Stated exercise:
Copy out each line below that has the word "title" in it.

Records for this exercise:
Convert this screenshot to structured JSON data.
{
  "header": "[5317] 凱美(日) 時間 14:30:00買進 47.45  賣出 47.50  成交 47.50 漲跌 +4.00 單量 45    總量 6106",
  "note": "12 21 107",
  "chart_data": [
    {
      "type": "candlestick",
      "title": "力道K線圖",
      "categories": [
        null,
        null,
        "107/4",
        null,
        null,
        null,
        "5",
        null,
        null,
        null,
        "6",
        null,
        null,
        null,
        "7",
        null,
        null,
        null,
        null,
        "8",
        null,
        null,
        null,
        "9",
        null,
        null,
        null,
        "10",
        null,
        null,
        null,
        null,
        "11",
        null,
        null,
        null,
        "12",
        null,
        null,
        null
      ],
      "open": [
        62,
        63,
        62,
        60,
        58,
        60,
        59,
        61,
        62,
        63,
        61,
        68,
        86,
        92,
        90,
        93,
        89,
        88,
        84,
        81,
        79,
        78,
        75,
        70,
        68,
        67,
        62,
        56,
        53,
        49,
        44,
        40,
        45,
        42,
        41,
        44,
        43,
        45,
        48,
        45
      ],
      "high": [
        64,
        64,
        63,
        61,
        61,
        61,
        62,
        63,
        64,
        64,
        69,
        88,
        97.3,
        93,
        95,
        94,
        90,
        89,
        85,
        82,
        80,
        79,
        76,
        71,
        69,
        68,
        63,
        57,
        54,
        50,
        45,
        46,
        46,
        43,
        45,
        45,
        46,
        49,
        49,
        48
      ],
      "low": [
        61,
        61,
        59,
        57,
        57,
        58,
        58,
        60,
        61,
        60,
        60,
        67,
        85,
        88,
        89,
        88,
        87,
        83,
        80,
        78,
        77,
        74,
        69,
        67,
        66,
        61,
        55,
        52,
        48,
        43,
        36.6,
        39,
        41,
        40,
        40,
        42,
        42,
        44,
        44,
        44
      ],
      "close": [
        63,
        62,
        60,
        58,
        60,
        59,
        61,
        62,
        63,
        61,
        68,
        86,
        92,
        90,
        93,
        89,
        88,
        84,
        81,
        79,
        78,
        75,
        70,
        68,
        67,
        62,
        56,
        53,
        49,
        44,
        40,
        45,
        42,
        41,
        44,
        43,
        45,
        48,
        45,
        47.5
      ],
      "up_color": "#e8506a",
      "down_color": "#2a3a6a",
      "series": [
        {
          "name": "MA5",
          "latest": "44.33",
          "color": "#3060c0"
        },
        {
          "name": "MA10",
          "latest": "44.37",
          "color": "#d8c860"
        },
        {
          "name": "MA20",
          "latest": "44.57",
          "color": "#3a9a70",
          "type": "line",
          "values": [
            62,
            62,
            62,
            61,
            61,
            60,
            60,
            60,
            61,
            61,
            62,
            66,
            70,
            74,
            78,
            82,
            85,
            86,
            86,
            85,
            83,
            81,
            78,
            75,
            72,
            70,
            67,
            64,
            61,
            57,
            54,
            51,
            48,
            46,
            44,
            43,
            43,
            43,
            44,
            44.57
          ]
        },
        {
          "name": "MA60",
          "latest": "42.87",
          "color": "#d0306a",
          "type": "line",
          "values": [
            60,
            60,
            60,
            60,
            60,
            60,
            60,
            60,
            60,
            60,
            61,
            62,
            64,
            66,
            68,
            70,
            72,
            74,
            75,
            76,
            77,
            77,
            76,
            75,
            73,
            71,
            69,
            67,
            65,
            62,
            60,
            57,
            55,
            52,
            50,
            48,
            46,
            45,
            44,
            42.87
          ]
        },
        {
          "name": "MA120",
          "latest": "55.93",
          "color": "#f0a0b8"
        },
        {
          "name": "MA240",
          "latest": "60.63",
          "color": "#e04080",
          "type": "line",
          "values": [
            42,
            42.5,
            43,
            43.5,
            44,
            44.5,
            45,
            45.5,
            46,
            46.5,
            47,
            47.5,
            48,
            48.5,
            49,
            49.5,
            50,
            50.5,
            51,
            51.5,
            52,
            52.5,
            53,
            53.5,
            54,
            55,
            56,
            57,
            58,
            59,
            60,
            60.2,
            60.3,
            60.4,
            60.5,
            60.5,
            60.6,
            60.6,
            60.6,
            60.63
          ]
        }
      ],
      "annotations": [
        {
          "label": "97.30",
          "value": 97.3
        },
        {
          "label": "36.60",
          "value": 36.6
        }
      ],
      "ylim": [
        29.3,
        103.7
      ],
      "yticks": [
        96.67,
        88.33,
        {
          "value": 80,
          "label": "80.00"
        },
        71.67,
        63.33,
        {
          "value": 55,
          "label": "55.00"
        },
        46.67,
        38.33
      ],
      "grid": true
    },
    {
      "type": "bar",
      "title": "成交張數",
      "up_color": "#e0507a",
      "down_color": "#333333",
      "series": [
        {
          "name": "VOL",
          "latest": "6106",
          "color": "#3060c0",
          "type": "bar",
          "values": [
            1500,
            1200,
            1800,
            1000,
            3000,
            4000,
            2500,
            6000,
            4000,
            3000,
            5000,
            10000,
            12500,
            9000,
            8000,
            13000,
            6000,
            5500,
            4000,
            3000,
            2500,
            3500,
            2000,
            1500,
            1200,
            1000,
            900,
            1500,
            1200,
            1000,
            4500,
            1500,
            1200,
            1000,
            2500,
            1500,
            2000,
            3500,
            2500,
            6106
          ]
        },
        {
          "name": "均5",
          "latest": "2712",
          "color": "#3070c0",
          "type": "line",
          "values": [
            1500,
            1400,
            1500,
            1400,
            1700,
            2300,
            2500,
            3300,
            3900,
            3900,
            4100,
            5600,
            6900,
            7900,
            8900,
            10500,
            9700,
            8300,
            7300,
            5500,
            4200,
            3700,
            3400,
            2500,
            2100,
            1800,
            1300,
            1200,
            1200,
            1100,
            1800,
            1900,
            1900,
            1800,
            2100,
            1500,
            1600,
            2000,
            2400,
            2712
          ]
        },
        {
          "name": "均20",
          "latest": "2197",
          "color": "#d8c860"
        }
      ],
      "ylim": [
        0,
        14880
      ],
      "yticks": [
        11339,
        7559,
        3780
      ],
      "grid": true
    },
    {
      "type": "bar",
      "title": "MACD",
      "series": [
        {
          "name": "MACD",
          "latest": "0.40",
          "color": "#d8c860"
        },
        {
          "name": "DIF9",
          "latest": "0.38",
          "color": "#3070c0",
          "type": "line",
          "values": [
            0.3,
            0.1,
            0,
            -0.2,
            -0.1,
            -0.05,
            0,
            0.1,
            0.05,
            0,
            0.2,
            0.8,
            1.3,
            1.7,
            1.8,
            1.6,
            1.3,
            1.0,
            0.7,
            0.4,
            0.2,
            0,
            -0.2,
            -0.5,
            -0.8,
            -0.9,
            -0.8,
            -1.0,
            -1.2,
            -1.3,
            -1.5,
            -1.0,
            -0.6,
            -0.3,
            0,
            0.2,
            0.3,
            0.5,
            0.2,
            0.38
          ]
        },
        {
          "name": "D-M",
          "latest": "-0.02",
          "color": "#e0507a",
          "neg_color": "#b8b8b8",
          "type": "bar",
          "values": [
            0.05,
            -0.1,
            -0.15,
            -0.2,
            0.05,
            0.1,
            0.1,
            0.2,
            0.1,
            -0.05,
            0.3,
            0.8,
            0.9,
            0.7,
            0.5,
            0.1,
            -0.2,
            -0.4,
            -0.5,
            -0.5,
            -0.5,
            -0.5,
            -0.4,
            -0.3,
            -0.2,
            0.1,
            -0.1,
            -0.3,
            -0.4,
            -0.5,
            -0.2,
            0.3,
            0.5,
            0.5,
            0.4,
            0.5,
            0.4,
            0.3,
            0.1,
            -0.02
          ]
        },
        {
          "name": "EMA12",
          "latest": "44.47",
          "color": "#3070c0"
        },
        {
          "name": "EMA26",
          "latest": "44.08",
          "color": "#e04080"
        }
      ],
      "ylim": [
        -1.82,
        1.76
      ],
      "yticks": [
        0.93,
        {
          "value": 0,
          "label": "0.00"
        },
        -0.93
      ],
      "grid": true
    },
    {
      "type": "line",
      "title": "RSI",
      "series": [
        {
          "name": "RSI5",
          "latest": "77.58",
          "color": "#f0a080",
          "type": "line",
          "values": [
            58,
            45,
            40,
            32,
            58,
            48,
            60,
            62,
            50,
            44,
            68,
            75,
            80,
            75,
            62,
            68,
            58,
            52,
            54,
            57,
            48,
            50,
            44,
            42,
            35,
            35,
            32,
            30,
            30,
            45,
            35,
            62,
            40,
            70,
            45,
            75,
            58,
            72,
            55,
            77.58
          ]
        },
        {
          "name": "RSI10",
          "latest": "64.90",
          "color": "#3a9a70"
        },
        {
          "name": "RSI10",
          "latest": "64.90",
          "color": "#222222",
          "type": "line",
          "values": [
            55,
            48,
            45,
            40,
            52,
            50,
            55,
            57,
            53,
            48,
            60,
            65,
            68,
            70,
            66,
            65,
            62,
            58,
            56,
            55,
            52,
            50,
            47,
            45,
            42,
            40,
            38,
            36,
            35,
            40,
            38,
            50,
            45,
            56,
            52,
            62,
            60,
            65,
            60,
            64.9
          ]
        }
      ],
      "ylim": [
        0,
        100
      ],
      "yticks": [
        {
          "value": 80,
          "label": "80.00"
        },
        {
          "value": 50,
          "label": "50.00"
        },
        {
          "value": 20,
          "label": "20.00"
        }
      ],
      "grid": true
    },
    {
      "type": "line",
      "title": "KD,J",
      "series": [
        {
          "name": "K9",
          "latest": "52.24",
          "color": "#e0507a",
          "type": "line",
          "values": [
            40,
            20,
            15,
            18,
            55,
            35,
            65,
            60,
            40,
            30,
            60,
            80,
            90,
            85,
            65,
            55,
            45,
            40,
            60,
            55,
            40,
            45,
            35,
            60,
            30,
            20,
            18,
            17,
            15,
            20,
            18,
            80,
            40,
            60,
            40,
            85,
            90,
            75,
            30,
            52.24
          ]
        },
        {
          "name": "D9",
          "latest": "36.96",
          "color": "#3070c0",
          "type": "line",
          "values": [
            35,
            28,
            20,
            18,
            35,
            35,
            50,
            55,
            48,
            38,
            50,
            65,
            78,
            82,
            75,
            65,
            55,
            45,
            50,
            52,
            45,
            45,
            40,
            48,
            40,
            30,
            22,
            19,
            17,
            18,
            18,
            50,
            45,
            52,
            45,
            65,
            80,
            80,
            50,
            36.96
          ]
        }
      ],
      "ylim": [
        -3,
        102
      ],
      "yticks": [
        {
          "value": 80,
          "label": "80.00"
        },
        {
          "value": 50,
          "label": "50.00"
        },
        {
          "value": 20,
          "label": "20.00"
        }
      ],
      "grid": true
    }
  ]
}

Solution for this problem:
      "title": "力道K線圖",
      "title": "成交張數",
      "title": "MACD",
      "title": "RSI",
      "title": "KD,J",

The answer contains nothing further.